SIA hatte die 18 Stunden und länger dauernden Nonstop-Flüge vom Changi Airport nach Newark sowie die etwas kürzere Route nach Los Angeles 2013 eingestellt. Die Kerosinpreise waren zu hoch und die dafür eingesetzten vierstrahligen A340-500 daher so teuer, dass die Route nicht kostendeckend betrieben werden konnte. Und Goh stellt gleich klar: „SIA würde nie irgendwohin nur aus Prestigegründen fliegen, etwa um die längste Flugroute der Welt zu haben. Es muss immer kommerziell sinnvoll sein. Mit der A350-900ULR wäre die Nonstop-Route in die USA auch bei höheren Kerosinpreisen derzeit wirtschaftlich zu betreiben.“
Die A350-900 wird neben der gegenwärtigen Langstrecken-Basisversion mit 253 Sitzen gleich in zwei weiteren Versionen in die SIA-Flotte integriert. „Es ist klar, dass die ULR weniger Sitze haben wird als die reguläre Version, und dann wird es auch noch die Regionalversion mit mehr Plätzen geben“, so Goh. Interessanterweise kann die ULR-Version problemlos wieder in die -900er-Basisversion zurückverwandelt werden, indem einfach ein Teil der Tankkapazität stillgelegt wird. Anders als andere Ultralangstrecken-Flugzeuge verfügt die A350-900ULR nicht über größere oder zusätzliche Tanks, vielmehr nutzt sie einfach die vorhandenen Kapazitäten bis zum Maximum aus.
Aber das liegt alles noch recht weit in der Zukunft, aktuell hat die Einführung der A350 Priorität. Sie wird bis zu 25 Boeing 777-200 und -200ER und 29 A330-300 ersetzen, von denen die A330 alle geleast sind. „Gegenwärtig haben wir etwa 40 Piloten, die qualifiziert sind, die A350 zu fliegen – alle umgeschult von der A330 dank des gleichen Type Ratings“, erklärt SIA-A350-Chefpilot Paul Ho. „Am Ende des Jahres, wenn wir elf A350 bekommen haben, werden wir über etwa 100 Piloten verfügen“, so Ho. Das Kabinenprodukt entspricht den jüngsten Boeing 777-300ER von SIA, die auch täglich Frankfurt bedienen, mit kleinen Verbesserungen. Als Erfolg für SIA erwiesen hat sich die neue Premium Economy Class bei einer Reduzierung der Sitzanzahl in der Economy Class. Faktisch bedeutet dies, dass die Asiaten das billigste Marktsegment zunehmend den Golf-Gesellschaften überlassen. „Wir reagieren darauf, was uns unsere Kunden sagen“, kommentiert der CEO.

» Aufgabe
Aus welchem Grund stellte SIA laut dem Quellauszug 2013 die Nonstop-Flüge nach Newark und Los Angeles ein?

Auflistungen der Elementpositionen:
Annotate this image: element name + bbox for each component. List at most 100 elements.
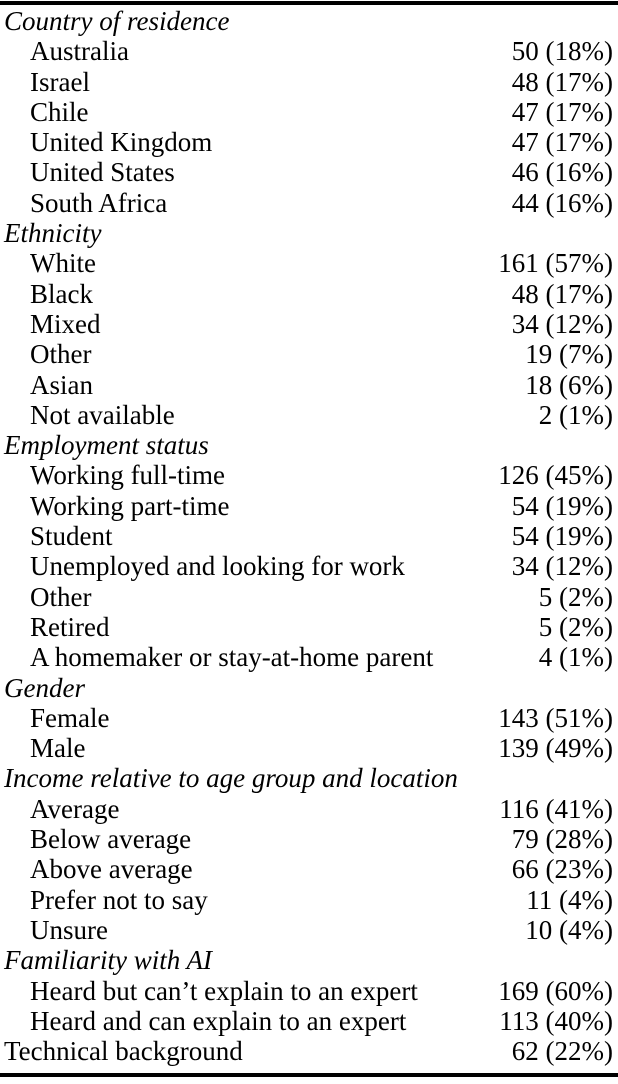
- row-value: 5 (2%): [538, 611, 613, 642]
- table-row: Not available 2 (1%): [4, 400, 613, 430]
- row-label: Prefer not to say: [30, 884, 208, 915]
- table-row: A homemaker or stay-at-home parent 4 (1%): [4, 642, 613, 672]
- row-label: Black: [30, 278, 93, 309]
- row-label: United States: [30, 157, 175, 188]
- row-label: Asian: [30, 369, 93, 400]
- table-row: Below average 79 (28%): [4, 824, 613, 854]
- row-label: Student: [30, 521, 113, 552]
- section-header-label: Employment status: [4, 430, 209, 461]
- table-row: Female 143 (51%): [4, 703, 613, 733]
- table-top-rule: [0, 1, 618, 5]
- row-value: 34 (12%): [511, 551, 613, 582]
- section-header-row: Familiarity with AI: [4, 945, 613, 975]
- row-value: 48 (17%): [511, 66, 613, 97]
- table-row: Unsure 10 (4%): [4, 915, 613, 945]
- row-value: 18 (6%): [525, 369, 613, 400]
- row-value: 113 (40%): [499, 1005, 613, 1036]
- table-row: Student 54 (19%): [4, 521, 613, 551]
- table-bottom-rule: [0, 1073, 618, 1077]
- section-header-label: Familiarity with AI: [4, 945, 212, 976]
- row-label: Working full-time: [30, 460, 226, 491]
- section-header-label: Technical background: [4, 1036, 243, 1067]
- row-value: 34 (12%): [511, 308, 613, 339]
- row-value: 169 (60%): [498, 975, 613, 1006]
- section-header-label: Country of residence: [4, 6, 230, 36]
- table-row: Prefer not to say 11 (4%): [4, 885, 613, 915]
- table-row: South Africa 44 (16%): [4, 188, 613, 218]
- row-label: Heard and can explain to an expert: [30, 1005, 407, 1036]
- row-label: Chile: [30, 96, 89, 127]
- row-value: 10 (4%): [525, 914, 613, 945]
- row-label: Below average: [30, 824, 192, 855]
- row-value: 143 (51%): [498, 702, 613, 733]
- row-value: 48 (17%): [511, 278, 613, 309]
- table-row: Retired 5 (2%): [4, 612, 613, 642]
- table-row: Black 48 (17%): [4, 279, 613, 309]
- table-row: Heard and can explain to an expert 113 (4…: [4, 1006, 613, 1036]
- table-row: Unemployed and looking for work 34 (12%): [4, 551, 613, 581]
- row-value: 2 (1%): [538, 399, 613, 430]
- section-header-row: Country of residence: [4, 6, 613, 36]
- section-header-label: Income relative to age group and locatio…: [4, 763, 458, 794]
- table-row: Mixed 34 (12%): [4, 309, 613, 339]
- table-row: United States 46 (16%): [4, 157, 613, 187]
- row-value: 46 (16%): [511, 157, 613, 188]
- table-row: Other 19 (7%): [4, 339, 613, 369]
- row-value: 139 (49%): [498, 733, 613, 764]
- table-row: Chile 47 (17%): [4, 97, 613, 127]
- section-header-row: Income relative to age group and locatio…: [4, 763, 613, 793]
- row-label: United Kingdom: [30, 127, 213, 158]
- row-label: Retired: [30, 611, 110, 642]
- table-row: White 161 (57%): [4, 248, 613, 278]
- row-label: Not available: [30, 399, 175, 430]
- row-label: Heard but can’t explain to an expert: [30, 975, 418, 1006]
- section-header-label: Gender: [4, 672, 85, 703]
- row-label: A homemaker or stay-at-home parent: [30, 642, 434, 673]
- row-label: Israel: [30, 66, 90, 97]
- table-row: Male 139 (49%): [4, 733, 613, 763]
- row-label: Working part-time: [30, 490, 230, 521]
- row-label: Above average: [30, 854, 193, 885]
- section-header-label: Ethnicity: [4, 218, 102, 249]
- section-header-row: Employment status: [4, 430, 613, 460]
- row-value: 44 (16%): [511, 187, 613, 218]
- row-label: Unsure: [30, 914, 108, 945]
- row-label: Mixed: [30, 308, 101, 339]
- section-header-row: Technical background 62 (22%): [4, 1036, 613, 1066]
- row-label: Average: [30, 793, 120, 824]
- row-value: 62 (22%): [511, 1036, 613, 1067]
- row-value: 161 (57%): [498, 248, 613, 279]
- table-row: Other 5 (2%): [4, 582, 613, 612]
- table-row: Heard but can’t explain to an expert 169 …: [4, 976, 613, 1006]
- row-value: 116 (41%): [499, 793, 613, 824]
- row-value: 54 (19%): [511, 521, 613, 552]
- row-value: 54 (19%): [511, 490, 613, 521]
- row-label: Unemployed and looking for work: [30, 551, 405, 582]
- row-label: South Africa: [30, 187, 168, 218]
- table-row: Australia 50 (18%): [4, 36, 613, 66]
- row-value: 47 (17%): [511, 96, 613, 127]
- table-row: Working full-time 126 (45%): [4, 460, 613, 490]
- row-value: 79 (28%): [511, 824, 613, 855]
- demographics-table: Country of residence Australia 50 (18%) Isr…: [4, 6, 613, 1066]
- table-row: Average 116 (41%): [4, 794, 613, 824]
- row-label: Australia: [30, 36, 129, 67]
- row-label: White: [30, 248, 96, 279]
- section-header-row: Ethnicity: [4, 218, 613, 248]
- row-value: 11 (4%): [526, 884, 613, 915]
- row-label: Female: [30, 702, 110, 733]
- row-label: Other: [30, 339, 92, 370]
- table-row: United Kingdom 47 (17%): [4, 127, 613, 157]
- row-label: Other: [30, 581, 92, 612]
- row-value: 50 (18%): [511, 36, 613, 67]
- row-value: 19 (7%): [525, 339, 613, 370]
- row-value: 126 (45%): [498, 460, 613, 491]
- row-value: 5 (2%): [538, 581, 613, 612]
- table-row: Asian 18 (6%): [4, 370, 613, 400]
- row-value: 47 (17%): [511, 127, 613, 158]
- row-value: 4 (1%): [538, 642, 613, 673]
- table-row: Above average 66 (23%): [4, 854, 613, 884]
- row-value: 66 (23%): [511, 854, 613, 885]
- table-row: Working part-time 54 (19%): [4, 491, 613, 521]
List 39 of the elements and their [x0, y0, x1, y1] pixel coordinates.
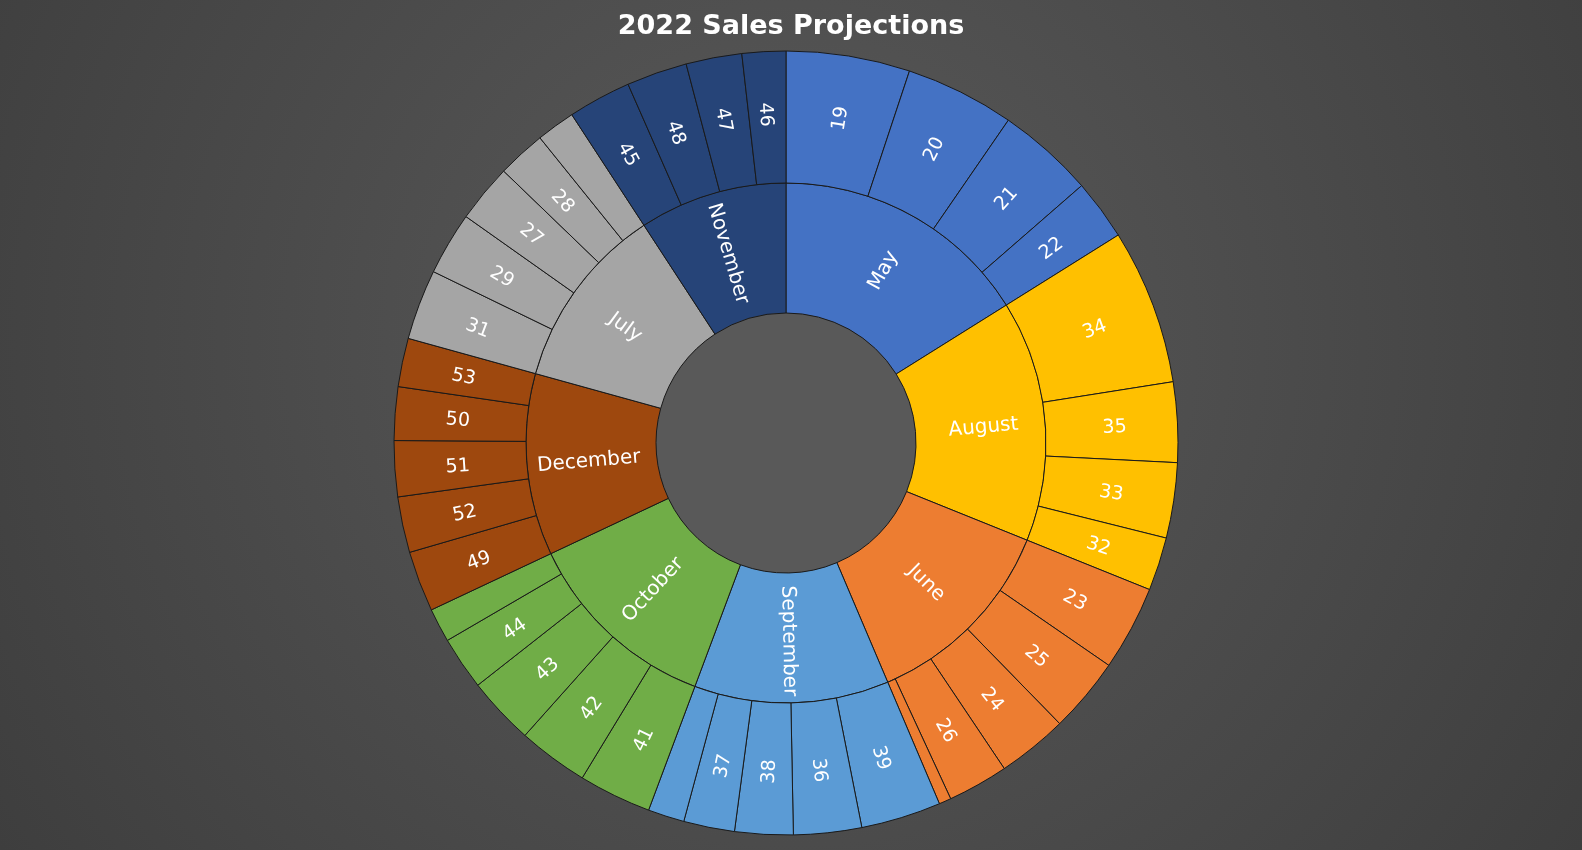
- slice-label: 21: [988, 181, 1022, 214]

» Ergebnis
Die Kerosinpreise waren zu hoch, und die eingesetzten A340-500 waren dadurch so teuer, dass die Route nicht kostendeckend betrieben werden konnte.